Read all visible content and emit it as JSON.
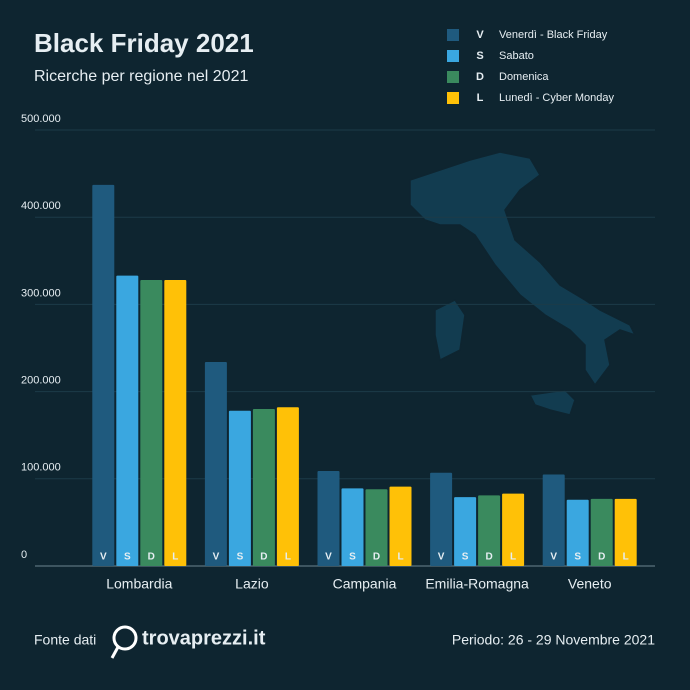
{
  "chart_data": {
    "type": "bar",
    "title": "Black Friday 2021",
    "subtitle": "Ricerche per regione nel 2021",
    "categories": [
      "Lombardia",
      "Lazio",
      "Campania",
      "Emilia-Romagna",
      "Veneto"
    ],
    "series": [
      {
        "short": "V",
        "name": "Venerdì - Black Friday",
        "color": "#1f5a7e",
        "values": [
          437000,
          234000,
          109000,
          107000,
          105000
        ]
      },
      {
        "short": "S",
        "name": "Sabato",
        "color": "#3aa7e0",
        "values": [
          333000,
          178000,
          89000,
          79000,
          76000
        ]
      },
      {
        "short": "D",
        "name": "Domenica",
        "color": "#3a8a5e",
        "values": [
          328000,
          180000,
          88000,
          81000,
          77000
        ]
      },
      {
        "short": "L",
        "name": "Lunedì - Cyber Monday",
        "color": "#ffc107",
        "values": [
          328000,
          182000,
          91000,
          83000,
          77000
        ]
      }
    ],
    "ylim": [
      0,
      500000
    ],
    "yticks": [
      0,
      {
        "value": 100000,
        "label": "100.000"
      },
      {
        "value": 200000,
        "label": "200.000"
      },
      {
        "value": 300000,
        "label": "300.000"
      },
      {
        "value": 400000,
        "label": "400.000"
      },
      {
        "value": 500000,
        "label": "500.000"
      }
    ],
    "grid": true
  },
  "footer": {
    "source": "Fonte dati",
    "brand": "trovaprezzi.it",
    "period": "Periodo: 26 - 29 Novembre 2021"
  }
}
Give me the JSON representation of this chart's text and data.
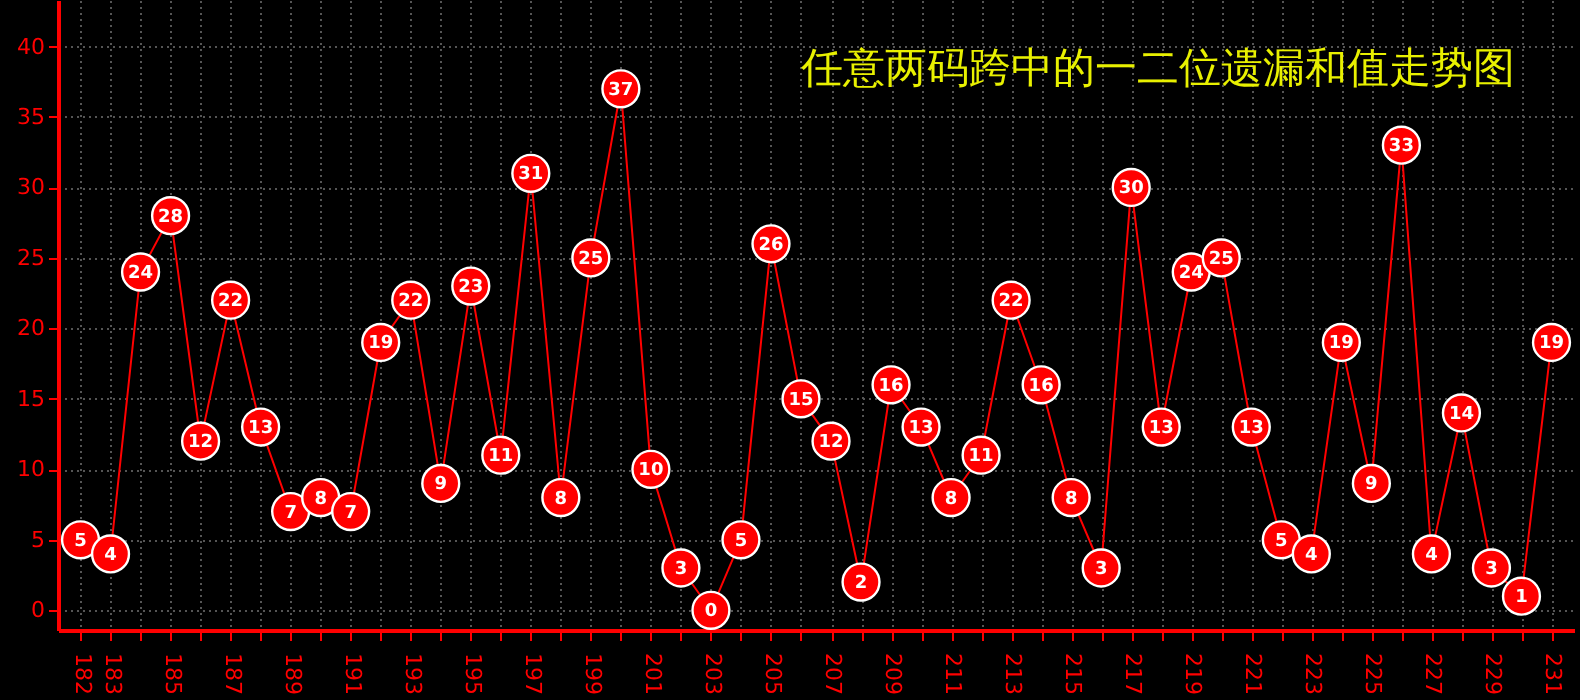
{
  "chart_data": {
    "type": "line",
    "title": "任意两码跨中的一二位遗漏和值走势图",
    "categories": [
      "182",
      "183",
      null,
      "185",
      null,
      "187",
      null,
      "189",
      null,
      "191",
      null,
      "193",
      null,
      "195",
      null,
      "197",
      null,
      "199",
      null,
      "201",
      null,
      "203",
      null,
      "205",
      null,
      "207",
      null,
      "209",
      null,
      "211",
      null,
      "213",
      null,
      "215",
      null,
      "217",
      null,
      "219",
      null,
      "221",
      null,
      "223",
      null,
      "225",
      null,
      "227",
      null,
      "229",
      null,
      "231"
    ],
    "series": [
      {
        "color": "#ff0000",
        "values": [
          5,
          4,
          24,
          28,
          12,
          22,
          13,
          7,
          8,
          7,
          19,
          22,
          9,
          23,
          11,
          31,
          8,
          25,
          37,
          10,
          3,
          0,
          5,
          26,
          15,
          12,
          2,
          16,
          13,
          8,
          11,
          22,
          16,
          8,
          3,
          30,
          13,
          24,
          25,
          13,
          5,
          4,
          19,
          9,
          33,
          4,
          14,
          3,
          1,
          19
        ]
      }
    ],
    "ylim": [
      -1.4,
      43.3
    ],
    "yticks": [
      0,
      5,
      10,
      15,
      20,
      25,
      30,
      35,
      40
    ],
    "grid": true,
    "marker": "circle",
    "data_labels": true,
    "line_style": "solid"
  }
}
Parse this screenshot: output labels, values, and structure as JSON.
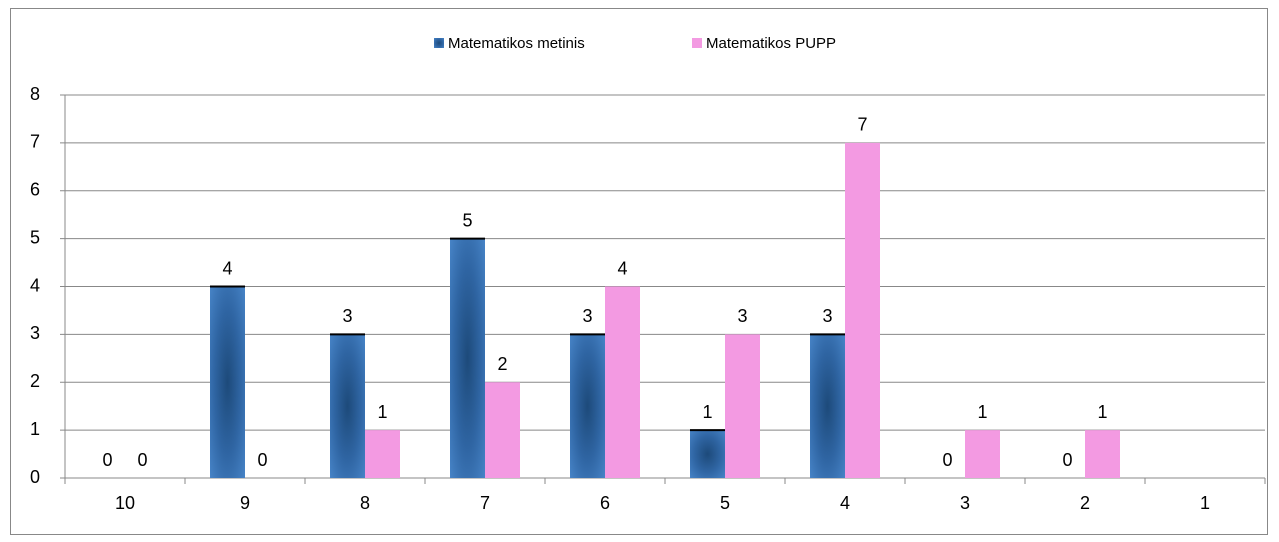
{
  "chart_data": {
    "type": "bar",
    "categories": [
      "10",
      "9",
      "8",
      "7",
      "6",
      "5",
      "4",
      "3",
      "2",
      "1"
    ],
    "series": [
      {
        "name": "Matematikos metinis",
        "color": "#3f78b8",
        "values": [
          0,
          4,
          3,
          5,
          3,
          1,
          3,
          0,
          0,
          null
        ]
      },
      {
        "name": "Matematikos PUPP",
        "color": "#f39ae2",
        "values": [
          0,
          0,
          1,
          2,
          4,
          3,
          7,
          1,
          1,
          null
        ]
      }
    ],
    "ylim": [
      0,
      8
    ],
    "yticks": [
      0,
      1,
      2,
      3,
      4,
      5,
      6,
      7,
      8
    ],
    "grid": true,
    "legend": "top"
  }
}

———

Directive → With the pictures left out, transcribe the material exactly.

Solution for this exercise →
Read all visible content and emit it as JSON.
{
  "chart_data": {
    "type": "bar",
    "title": "Black Friday 2021",
    "subtitle": "Ricerche per regione nel 2021",
    "categories": [
      "Lombardia",
      "Lazio",
      "Campania",
      "Emilia-Romagna",
      "Veneto"
    ],
    "series": [
      {
        "short": "V",
        "name": "Venerdì - Black Friday",
        "color": "#1f5a7e",
        "values": [
          437000,
          234000,
          109000,
          107000,
          105000
        ]
      },
      {
        "short": "S",
        "name": "Sabato",
        "color": "#3aa7e0",
        "values": [
          333000,
          178000,
          89000,
          79000,
          76000
        ]
      },
      {
        "short": "D",
        "name": "Domenica",
        "color": "#3a8a5e",
        "values": [
          328000,
          180000,
          88000,
          81000,
          77000
        ]
      },
      {
        "short": "L",
        "name": "Lunedì - Cyber Monday",
        "color": "#ffc107",
        "values": [
          328000,
          182000,
          91000,
          83000,
          77000
        ]
      }
    ],
    "ylim": [
      0,
      500000
    ],
    "yticks": [
      0,
      {
        "value": 100000,
        "label": "100.000"
      },
      {
        "value": 200000,
        "label": "200.000"
      },
      {
        "value": 300000,
        "label": "300.000"
      },
      {
        "value": 400000,
        "label": "400.000"
      },
      {
        "value": 500000,
        "label": "500.000"
      }
    ],
    "grid": true
  },
  "footer": {
    "source": "Fonte dati",
    "brand": "trovaprezzi.it",
    "period": "Periodo: 26 - 29 Novembre 2021"
  }
}
Give me the JSON representation of this chart's text and data.
{
  "chart_data": {
    "type": "line",
    "title": "任意两码跨中的一二位遗漏和值走势图",
    "categories": [
      "182",
      "183",
      null,
      "185",
      null,
      "187",
      null,
      "189",
      null,
      "191",
      null,
      "193",
      null,
      "195",
      null,
      "197",
      null,
      "199",
      null,
      "201",
      null,
      "203",
      null,
      "205",
      null,
      "207",
      null,
      "209",
      null,
      "211",
      null,
      "213",
      null,
      "215",
      null,
      "217",
      null,
      "219",
      null,
      "221",
      null,
      "223",
      null,
      "225",
      null,
      "227",
      null,
      "229",
      null,
      "231"
    ],
    "series": [
      {
        "color": "#ff0000",
        "values": [
          5,
          4,
          24,
          28,
          12,
          22,
          13,
          7,
          8,
          7,
          19,
          22,
          9,
          23,
          11,
          31,
          8,
          25,
          37,
          10,
          3,
          0,
          5,
          26,
          15,
          12,
          2,
          16,
          13,
          8,
          11,
          22,
          16,
          8,
          3,
          30,
          13,
          24,
          25,
          13,
          5,
          4,
          19,
          9,
          33,
          4,
          14,
          3,
          1,
          19
        ]
      }
    ],
    "ylim": [
      -1.4,
      43.3
    ],
    "yticks": [
      0,
      5,
      10,
      15,
      20,
      25,
      30,
      35,
      40
    ],
    "grid": true,
    "marker": "circle",
    "data_labels": true,
    "line_style": "solid"
  }
}
Parse this screenshot: output labels, values, and structure as JSON.
{
  "chart_data": {
    "type": "bar",
    "categories": [
      "10",
      "9",
      "8",
      "7",
      "6",
      "5",
      "4",
      "3",
      "2",
      "1"
    ],
    "series": [
      {
        "name": "Matematikos metinis",
        "color": "#3f78b8",
        "values": [
          0,
          4,
          3,
          5,
          3,
          1,
          3,
          0,
          0,
          null
        ]
      },
      {
        "name": "Matematikos PUPP",
        "color": "#f39ae2",
        "values": [
          0,
          0,
          1,
          2,
          4,
          3,
          7,
          1,
          1,
          null
        ]
      }
    ],
    "ylim": [
      0,
      8
    ],
    "yticks": [
      0,
      1,
      2,
      3,
      4,
      5,
      6,
      7,
      8
    ],
    "grid": true,
    "legend": "top"
  }
}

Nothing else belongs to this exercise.